How many lines hold the string "this"? Give only the number.

### Source material
———

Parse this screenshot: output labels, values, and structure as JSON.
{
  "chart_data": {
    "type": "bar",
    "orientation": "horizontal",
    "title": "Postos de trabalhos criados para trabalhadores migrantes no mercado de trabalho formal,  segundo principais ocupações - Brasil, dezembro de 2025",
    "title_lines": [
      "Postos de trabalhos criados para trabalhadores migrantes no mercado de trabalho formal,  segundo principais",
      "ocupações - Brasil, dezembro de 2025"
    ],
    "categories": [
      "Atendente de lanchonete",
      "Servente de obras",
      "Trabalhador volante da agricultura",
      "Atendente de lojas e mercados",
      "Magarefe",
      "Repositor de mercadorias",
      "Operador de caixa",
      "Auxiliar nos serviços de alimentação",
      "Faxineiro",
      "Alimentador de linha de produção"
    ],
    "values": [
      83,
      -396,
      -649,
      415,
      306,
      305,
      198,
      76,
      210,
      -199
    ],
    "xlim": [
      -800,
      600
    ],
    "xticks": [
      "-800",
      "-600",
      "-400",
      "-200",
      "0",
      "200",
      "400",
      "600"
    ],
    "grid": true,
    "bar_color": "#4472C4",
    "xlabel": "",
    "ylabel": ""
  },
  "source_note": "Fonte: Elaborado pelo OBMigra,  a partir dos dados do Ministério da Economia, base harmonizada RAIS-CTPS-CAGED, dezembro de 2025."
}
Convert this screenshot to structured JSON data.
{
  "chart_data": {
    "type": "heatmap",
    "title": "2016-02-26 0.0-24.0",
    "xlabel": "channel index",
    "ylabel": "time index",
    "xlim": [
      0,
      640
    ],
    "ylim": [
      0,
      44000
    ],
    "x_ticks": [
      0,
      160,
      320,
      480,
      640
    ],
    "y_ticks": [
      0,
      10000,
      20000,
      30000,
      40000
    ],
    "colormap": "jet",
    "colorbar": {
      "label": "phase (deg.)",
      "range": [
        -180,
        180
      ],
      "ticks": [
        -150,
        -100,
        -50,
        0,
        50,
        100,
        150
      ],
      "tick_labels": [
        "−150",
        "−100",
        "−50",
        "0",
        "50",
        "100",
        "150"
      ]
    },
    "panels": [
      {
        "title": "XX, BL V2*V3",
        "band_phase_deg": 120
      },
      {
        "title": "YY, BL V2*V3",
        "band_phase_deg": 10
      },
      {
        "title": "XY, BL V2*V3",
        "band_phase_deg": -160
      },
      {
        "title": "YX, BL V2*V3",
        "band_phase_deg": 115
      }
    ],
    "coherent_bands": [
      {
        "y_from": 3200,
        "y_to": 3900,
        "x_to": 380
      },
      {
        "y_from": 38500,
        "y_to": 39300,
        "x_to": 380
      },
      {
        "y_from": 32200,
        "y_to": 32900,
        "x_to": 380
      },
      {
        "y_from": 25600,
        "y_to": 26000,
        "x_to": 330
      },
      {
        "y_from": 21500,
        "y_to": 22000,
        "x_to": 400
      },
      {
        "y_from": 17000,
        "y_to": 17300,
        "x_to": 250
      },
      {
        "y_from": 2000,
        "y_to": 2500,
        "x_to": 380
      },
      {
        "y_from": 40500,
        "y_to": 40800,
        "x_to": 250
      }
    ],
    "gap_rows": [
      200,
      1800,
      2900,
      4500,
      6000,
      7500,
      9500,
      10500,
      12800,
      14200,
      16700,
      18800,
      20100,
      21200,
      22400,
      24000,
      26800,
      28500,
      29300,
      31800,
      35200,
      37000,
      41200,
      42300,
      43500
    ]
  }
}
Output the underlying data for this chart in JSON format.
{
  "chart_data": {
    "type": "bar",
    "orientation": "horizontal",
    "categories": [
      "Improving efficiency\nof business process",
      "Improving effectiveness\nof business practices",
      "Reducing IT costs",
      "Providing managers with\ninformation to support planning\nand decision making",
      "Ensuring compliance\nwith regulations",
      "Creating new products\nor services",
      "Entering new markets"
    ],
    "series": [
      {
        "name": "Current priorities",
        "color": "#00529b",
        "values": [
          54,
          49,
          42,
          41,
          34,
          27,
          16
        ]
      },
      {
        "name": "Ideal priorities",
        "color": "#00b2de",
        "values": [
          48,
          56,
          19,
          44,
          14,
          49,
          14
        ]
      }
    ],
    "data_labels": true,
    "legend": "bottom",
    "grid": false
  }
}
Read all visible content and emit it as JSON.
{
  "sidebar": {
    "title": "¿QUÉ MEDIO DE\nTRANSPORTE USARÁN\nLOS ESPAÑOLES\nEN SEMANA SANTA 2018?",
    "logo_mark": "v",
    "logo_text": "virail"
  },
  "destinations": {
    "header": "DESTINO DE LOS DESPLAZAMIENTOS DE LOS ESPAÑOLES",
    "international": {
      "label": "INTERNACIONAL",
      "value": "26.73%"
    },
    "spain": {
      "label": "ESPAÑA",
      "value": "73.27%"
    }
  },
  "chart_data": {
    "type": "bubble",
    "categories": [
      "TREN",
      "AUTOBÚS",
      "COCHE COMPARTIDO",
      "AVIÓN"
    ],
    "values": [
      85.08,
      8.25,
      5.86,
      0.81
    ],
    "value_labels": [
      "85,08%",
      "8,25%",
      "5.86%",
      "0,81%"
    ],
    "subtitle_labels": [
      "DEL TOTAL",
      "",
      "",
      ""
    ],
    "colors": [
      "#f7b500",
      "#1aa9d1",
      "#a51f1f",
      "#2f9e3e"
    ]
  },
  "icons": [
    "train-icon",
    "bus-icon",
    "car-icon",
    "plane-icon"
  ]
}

———

### Reply
3